• [Task material]

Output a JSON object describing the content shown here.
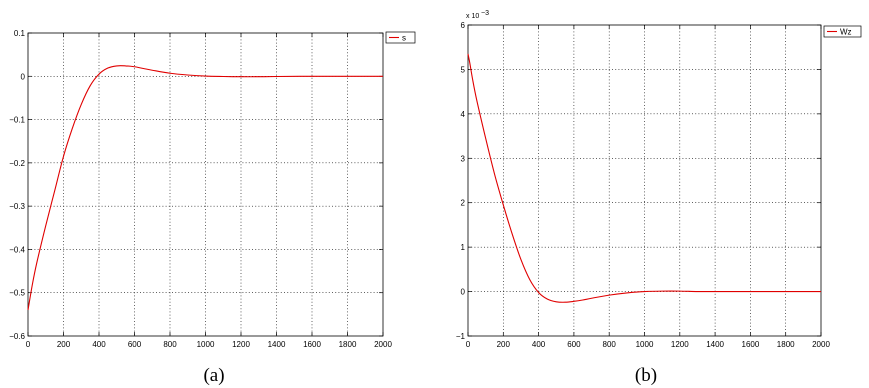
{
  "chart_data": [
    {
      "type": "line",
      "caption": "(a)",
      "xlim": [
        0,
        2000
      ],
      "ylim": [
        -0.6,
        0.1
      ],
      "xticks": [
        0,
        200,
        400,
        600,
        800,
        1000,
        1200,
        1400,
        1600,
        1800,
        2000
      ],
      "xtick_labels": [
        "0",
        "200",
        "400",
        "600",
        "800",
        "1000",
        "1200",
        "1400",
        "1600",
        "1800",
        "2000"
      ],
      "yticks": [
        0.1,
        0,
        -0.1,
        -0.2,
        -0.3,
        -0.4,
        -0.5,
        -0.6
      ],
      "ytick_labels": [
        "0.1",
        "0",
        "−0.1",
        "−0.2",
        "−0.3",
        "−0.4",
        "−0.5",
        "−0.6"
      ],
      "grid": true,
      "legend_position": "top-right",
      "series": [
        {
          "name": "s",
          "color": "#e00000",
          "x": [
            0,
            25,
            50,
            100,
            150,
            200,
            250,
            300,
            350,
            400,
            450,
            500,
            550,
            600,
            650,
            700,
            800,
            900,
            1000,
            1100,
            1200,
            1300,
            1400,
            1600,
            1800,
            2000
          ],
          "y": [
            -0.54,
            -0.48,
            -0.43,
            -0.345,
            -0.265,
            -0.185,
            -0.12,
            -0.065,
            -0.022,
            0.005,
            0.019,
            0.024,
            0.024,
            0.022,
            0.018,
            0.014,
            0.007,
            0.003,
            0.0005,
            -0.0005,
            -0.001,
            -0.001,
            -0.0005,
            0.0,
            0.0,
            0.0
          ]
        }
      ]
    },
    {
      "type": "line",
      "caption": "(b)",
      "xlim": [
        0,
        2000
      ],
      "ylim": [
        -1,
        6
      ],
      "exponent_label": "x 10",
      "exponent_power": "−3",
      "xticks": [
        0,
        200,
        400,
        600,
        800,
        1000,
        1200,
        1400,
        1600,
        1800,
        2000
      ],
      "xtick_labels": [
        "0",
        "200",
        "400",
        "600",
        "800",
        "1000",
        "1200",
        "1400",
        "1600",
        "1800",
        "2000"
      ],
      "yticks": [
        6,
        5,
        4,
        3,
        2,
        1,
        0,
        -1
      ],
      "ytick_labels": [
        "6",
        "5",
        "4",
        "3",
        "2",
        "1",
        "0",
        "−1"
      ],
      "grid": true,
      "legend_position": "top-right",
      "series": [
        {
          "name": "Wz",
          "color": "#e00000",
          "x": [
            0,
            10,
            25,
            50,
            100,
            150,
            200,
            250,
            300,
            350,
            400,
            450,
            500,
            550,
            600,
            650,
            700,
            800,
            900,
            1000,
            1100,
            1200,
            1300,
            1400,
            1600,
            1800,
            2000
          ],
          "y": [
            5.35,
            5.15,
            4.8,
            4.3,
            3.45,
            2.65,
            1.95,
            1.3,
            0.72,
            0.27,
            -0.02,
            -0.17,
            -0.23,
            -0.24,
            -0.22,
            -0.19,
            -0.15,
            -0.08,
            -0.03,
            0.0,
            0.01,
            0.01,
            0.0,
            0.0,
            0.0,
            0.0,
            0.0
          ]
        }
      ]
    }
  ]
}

• [Brief]
Without the pictures, return all the records precisely as they stand.

• [Response to the exercise]
Output a JSON object describing the content shown here.
{
  "chart_data": [
    {
      "type": "line",
      "caption": "(a)",
      "xlim": [
        0,
        2000
      ],
      "ylim": [
        -0.6,
        0.1
      ],
      "xticks": [
        0,
        200,
        400,
        600,
        800,
        1000,
        1200,
        1400,
        1600,
        1800,
        2000
      ],
      "xtick_labels": [
        "0",
        "200",
        "400",
        "600",
        "800",
        "1000",
        "1200",
        "1400",
        "1600",
        "1800",
        "2000"
      ],
      "yticks": [
        0.1,
        0,
        -0.1,
        -0.2,
        -0.3,
        -0.4,
        -0.5,
        -0.6
      ],
      "ytick_labels": [
        "0.1",
        "0",
        "−0.1",
        "−0.2",
        "−0.3",
        "−0.4",
        "−0.5",
        "−0.6"
      ],
      "grid": true,
      "legend_position": "top-right",
      "series": [
        {
          "name": "s",
          "color": "#e00000",
          "x": [
            0,
            25,
            50,
            100,
            150,
            200,
            250,
            300,
            350,
            400,
            450,
            500,
            550,
            600,
            650,
            700,
            800,
            900,
            1000,
            1100,
            1200,
            1300,
            1400,
            1600,
            1800,
            2000
          ],
          "y": [
            -0.54,
            -0.48,
            -0.43,
            -0.345,
            -0.265,
            -0.185,
            -0.12,
            -0.065,
            -0.022,
            0.005,
            0.019,
            0.024,
            0.024,
            0.022,
            0.018,
            0.014,
            0.007,
            0.003,
            0.0005,
            -0.0005,
            -0.001,
            -0.001,
            -0.0005,
            0.0,
            0.0,
            0.0
          ]
        }
      ]
    },
    {
      "type": "line",
      "caption": "(b)",
      "xlim": [
        0,
        2000
      ],
      "ylim": [
        -1,
        6
      ],
      "exponent_label": "x 10",
      "exponent_power": "−3",
      "xticks": [
        0,
        200,
        400,
        600,
        800,
        1000,
        1200,
        1400,
        1600,
        1800,
        2000
      ],
      "xtick_labels": [
        "0",
        "200",
        "400",
        "600",
        "800",
        "1000",
        "1200",
        "1400",
        "1600",
        "1800",
        "2000"
      ],
      "yticks": [
        6,
        5,
        4,
        3,
        2,
        1,
        0,
        -1
      ],
      "ytick_labels": [
        "6",
        "5",
        "4",
        "3",
        "2",
        "1",
        "0",
        "−1"
      ],
      "grid": true,
      "legend_position": "top-right",
      "series": [
        {
          "name": "Wz",
          "color": "#e00000",
          "x": [
            0,
            10,
            25,
            50,
            100,
            150,
            200,
            250,
            300,
            350,
            400,
            450,
            500,
            550,
            600,
            650,
            700,
            800,
            900,
            1000,
            1100,
            1200,
            1300,
            1400,
            1600,
            1800,
            2000
          ],
          "y": [
            5.35,
            5.15,
            4.8,
            4.3,
            3.45,
            2.65,
            1.95,
            1.3,
            0.72,
            0.27,
            -0.02,
            -0.17,
            -0.23,
            -0.24,
            -0.22,
            -0.19,
            -0.15,
            -0.08,
            -0.03,
            0.0,
            0.01,
            0.01,
            0.0,
            0.0,
            0.0,
            0.0,
            0.0
          ]
        }
      ]
    }
  ]
}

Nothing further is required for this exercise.